# REQUIREMENT
Copy every record below exactly as written, but leave out the pictures.

[Saved data entries]
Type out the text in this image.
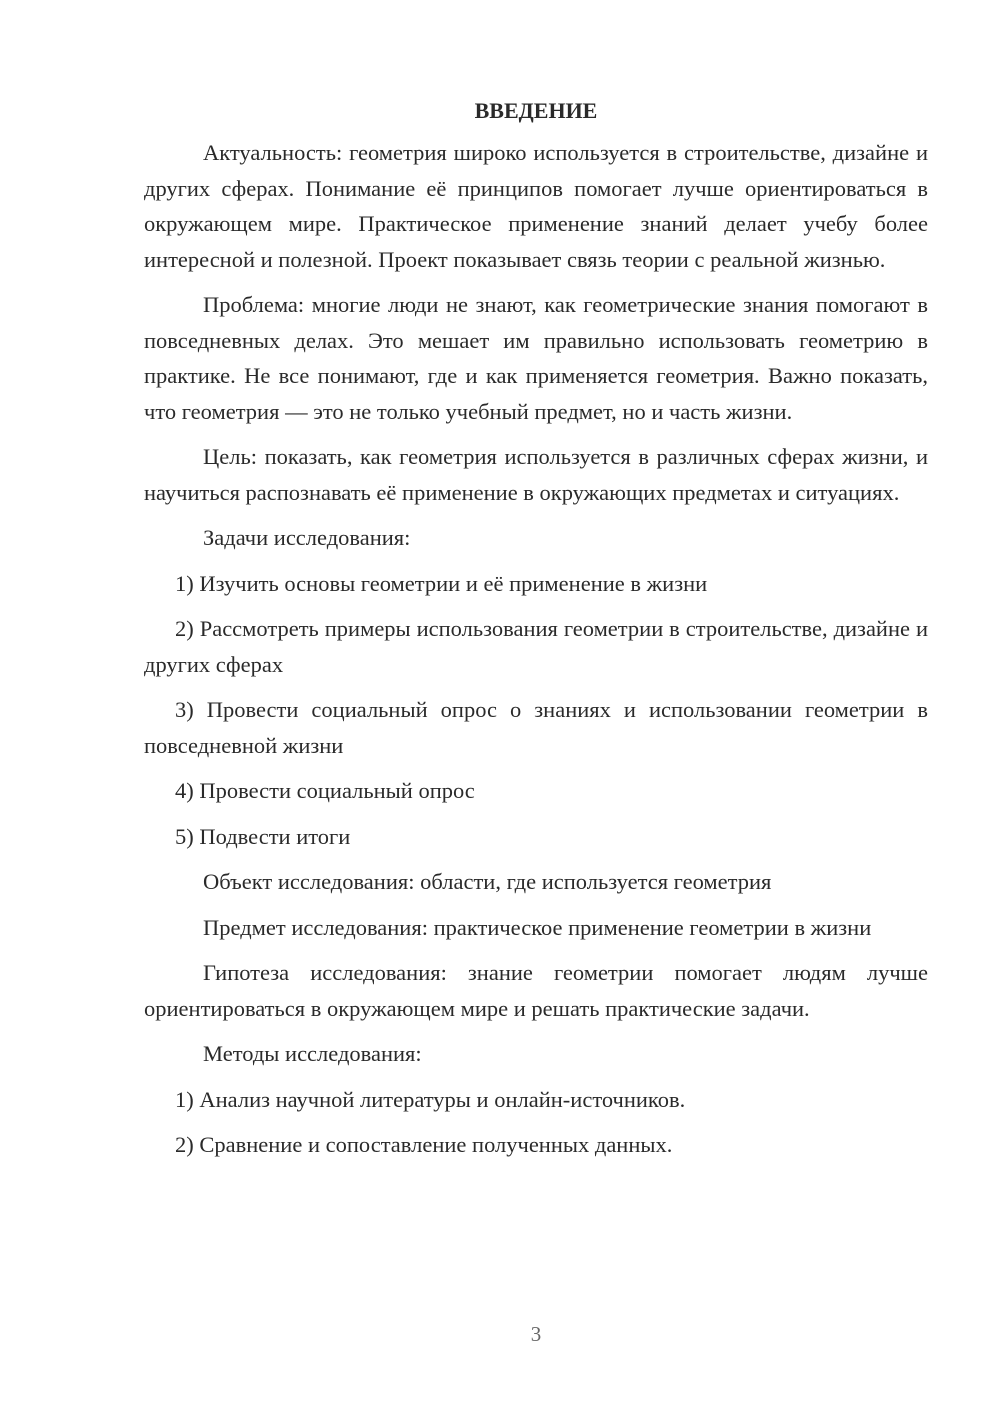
ВВЕДЕНИЕ

Актуальность: геометрия широко используется в строительстве, дизайне и других сферах. Понимание её принципов помогает лучше ориентироваться в окружающем мире. Практическое применение знаний делает учебу более интересной и полезной. Проект показывает связь теории с реальной жизнью.

Проблема: многие люди не знают, как геометрические знания помогают в повседневных делах. Это мешает им правильно использовать геометрию в практике. Не все понимают, где и как применяется геометрия. Важно показать, что геометрия — это не только учебный предмет, но и часть жизни.

Цель: показать, как геометрия используется в различных сферах жизни, и научиться распознавать её применение в окружающих предметах и ситуациях.

Задачи исследования:

1) Изучить основы геометрии и её применение в жизни

2) Рассмотреть примеры использования геометрии в строительстве, дизайне и других сферах

3) Провести социальный опрос о знаниях и использовании геометрии в повседневной жизни

4) Провести социальный опрос

5) Подвести итоги

Объект исследования: области, где используется геометрия

Предмет исследования: практическое применение геометрии в жизни

Гипотеза исследования: знание геометрии помогает людям лучше ориентироваться в окружающем мире и решать практические задачи.

Методы исследования:

1) Анализ научной литературы и онлайн-источников.

2) Сравнение и сопоставление полученных данных.

3
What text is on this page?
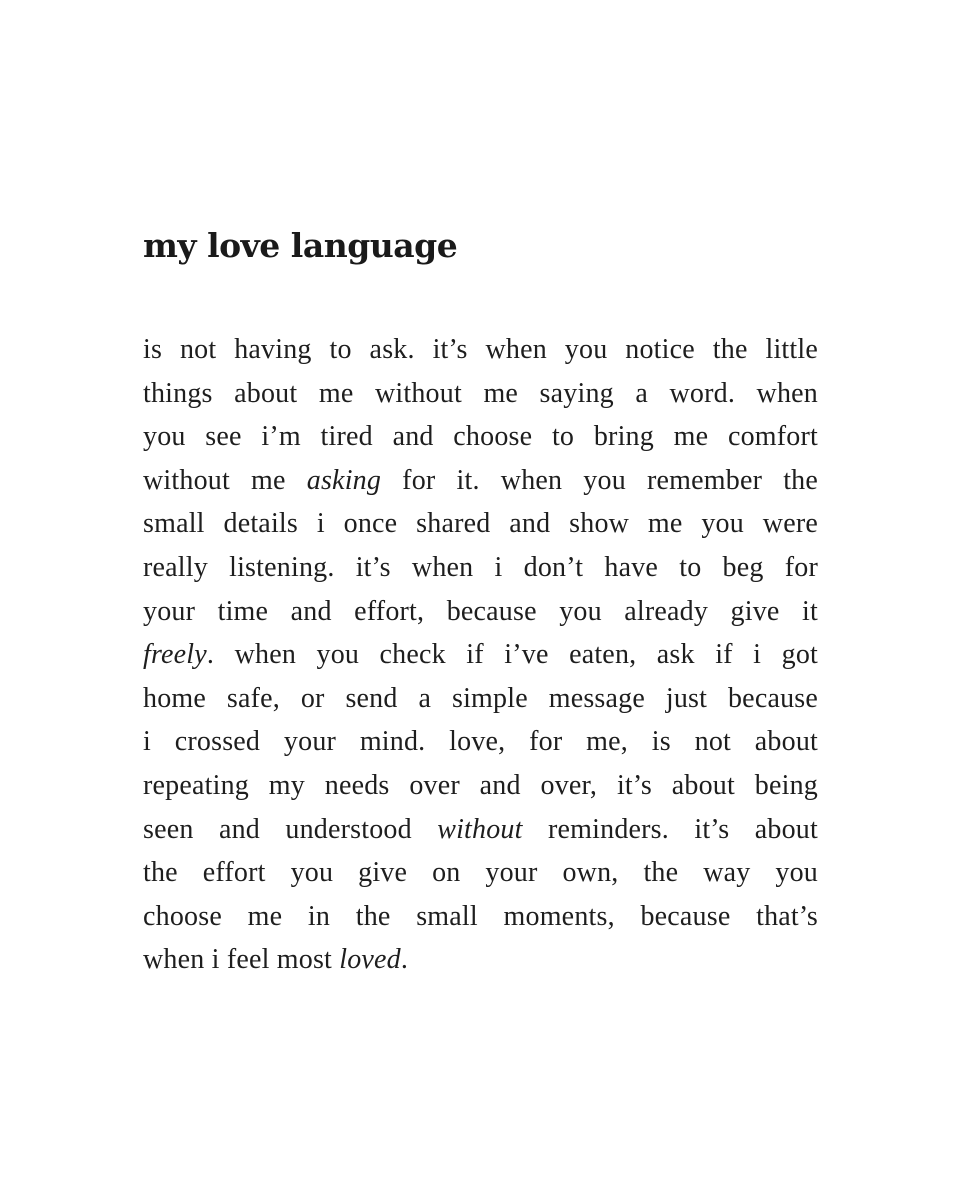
my love language
is not having to ask. it’s when you notice the little
things about me without me saying a word. when
you see i’m tired and choose to bring me comfort
without me asking for it. when you remember the
small details i once shared and show me you were
really listening. it’s when i don’t have to beg for
your time and effort, because you already give it
freely. when you check if i’ve eaten, ask if i got
home safe, or send a simple message just because
i crossed your mind. love, for me, is not about
repeating my needs over and over, it’s about being
seen and understood without reminders. it’s about
the effort you give on your own, the way you
choose me in the small moments, because that’s
when i feel most loved.
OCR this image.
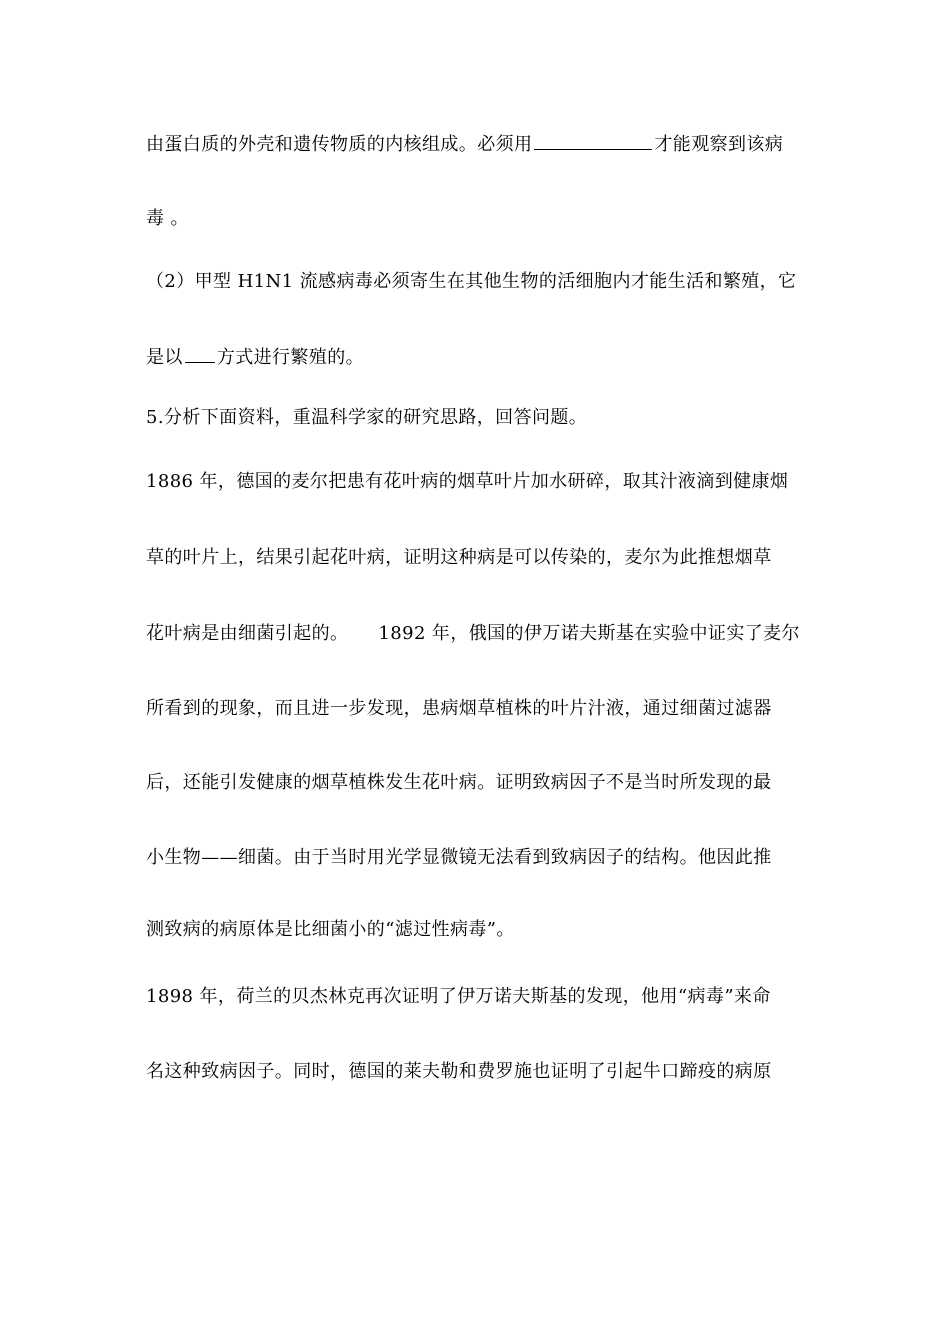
由蛋白质的外壳和遗传物质的内核组成。必须用	才能观察到该病
毒 。
（2）甲型 H1N1 流感病毒必须寄生在其他生物的活细胞内才能生活和繁殖，它
是以 方式进行繁殖的。
5.分析下面资料，重温科学家的研究思路，回答问题。
1886 年，德国的麦尔把患有花叶病的烟草叶片加水研碎，取其汁液滴到健康烟
草的叶片上，结果引起花叶病，证明这种病是可以传染的，麦尔为此推想烟草
花叶病是由细菌引起的。 1892 年，俄国的伊万诺夫斯基在实验中证实了麦尔
所看到的现象，而且进一步发现，患病烟草植株的叶片汁液，通过细菌过滤器
后，还能引发健康的烟草植株发生花叶病。证明致病因子不是当时所发现的最
小生物——细菌。由于当时用光学显微镜无法看到致病因子的结构。他因此推
测致病的病原体是比细菌小的“滤过性病毒”。
1898 年，荷兰的贝杰林克再次证明了伊万诺夫斯基的发现，他用“病毒”来命
名这种致病因子。同时，德国的莱夫勒和费罗施也证明了引起牛口蹄疫的病原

# WRITTEN RESPONSE
Type out the text in this image.
ВВЕДЕНИЕ

Актуальность: геометрия широко используется в строительстве, дизайне и других сферах. Понимание её принципов помогает лучше ориентироваться в окружающем мире. Практическое применение знаний делает учебу более интересной и полезной. Проект показывает связь теории с реальной жизнью.

Проблема: многие люди не знают, как геометрические знания помогают в повседневных делах. Это мешает им правильно использовать геометрию в практике. Не все понимают, где и как применяется геометрия. Важно показать, что геометрия — это не только учебный предмет, но и часть жизни.

Цель: показать, как геометрия используется в различных сферах жизни, и научиться распознавать её применение в окружающих предметах и ситуациях.

Задачи исследования:

1) Изучить основы геометрии и её применение в жизни

2) Рассмотреть примеры использования геометрии в строительстве, дизайне и других сферах

3) Провести социальный опрос о знаниях и использовании геометрии в повседневной жизни

4) Провести социальный опрос

5) Подвести итоги

Объект исследования: области, где используется геометрия

Предмет исследования: практическое применение геометрии в жизни

Гипотеза исследования: знание геометрии помогает людям лучше ориентироваться в окружающем мире и решать практические задачи.

Методы исследования:

1) Анализ научной литературы и онлайн-источников.

2) Сравнение и сопоставление полученных данных.

3
What text is on this page?
my love language
is not having to ask. it’s when you notice the little
things about me without me saying a word. when
you see i’m tired and choose to bring me comfort
without me asking for it. when you remember the
small details i once shared and show me you were
really listening. it’s when i don’t have to beg for
your time and effort, because you already give it
freely. when you check if i’ve eaten, ask if i got
home safe, or send a simple message just because
i crossed your mind. love, for me, is not about
repeating my needs over and over, it’s about being
seen and understood without reminders. it’s about
the effort you give on your own, the way you
choose me in the small moments, because that’s
when i feel most loved.
OCR this image.
由蛋白质的外壳和遗传物质的内核组成。必须用	才能观察到该病
毒 。
（2）甲型 H1N1 流感病毒必须寄生在其他生物的活细胞内才能生活和繁殖，它
是以 方式进行繁殖的。
5.分析下面资料，重温科学家的研究思路，回答问题。
1886 年，德国的麦尔把患有花叶病的烟草叶片加水研碎，取其汁液滴到健康烟
草的叶片上，结果引起花叶病，证明这种病是可以传染的，麦尔为此推想烟草
花叶病是由细菌引起的。 1892 年，俄国的伊万诺夫斯基在实验中证实了麦尔
所看到的现象，而且进一步发现，患病烟草植株的叶片汁液，通过细菌过滤器
后，还能引发健康的烟草植株发生花叶病。证明致病因子不是当时所发现的最
小生物——细菌。由于当时用光学显微镜无法看到致病因子的结构。他因此推
测致病的病原体是比细菌小的“滤过性病毒”。
1898 年，荷兰的贝杰林克再次证明了伊万诺夫斯基的发现，他用“病毒”来命
名这种致病因子。同时，德国的莱夫勒和费罗施也证明了引起牛口蹄疫的病原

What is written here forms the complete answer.